▽
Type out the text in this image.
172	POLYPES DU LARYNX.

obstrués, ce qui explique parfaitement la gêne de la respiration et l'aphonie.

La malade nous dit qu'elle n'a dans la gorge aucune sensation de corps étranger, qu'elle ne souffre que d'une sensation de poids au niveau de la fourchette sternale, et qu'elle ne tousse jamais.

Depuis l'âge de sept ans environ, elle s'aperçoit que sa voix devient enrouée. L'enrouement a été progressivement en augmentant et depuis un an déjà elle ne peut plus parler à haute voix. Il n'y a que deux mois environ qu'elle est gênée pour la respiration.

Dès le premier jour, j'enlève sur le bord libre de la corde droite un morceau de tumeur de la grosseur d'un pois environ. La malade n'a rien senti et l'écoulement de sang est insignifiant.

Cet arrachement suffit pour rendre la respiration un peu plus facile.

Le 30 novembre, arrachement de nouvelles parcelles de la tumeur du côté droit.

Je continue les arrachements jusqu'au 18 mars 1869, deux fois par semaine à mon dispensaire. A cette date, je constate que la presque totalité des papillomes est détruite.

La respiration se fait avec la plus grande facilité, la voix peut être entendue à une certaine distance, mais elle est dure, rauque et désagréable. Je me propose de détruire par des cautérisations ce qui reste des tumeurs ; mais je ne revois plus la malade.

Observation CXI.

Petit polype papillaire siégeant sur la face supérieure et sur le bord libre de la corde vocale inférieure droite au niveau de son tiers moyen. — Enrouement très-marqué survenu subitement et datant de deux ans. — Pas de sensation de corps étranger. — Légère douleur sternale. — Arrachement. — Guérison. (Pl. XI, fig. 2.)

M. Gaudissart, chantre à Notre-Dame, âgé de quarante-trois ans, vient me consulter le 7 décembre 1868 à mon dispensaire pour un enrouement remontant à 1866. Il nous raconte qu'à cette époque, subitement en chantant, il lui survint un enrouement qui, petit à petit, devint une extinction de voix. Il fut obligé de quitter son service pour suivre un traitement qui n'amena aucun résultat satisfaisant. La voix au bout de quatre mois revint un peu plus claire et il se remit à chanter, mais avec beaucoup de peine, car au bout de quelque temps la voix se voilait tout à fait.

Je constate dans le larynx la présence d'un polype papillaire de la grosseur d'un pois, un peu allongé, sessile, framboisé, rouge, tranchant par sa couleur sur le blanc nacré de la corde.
△
What is expected |
Extract each line of the material exactly as it stands.

Result |
Type out the text in this image.
172	POLYPES DU LARYNX.

obstrués, ce qui explique parfaitement la gêne de la respiration et l'aphonie.

La malade nous dit qu'elle n'a dans la gorge aucune sensation de corps étranger, qu'elle ne souffre que d'une sensation de poids au niveau de la fourchette sternale, et qu'elle ne tousse jamais.

Depuis l'âge de sept ans environ, elle s'aperçoit que sa voix devient enrouée. L'enrouement a été progressivement en augmentant et depuis un an déjà elle ne peut plus parler à haute voix. Il n'y a que deux mois environ qu'elle est gênée pour la respiration.

Dès le premier jour, j'enlève sur le bord libre de la corde droite un morceau de tumeur de la grosseur d'un pois environ. La malade n'a rien senti et l'écoulement de sang est insignifiant.

Cet arrachement suffit pour rendre la respiration un peu plus facile.

Le 30 novembre, arrachement de nouvelles parcelles de la tumeur du côté droit.

Je continue les arrachements jusqu'au 18 mars 1869, deux fois par semaine à mon dispensaire. A cette date, je constate que la presque totalité des papillomes est détruite.

La respiration se fait avec la plus grande facilité, la voix peut être entendue à une certaine distance, mais elle est dure, rauque et désagréable. Je me propose de détruire par des cautérisations ce qui reste des tumeurs ; mais je ne revois plus la malade.

Observation CXI.

Petit polype papillaire siégeant sur la face supérieure et sur le bord libre de la corde vocale inférieure droite au niveau de son tiers moyen. — Enrouement très-marqué survenu subitement et datant de deux ans. — Pas de sensation de corps étranger. — Légère douleur sternale. — Arrachement. — Guérison. (Pl. XI, fig. 2.)

M. Gaudissart, chantre à Notre-Dame, âgé de quarante-trois ans, vient me consulter le 7 décembre 1868 à mon dispensaire pour un enrouement remontant à 1866. Il nous raconte qu'à cette époque, subitement en chantant, il lui survint un enrouement qui, petit à petit, devint une extinction de voix. Il fut obligé de quitter son service pour suivre un traitement qui n'amena aucun résultat satisfaisant. La voix au bout de quatre mois revint un peu plus claire et il se remit à chanter, mais avec beaucoup de peine, car au bout de quelque temps la voix se voilait tout à fait.

Je constate dans le larynx la présence d'un polype papillaire de la grosseur d'un pois, un peu allongé, sessile, framboisé, rouge, tranchant par sa couleur sur le blanc nacré de la corde.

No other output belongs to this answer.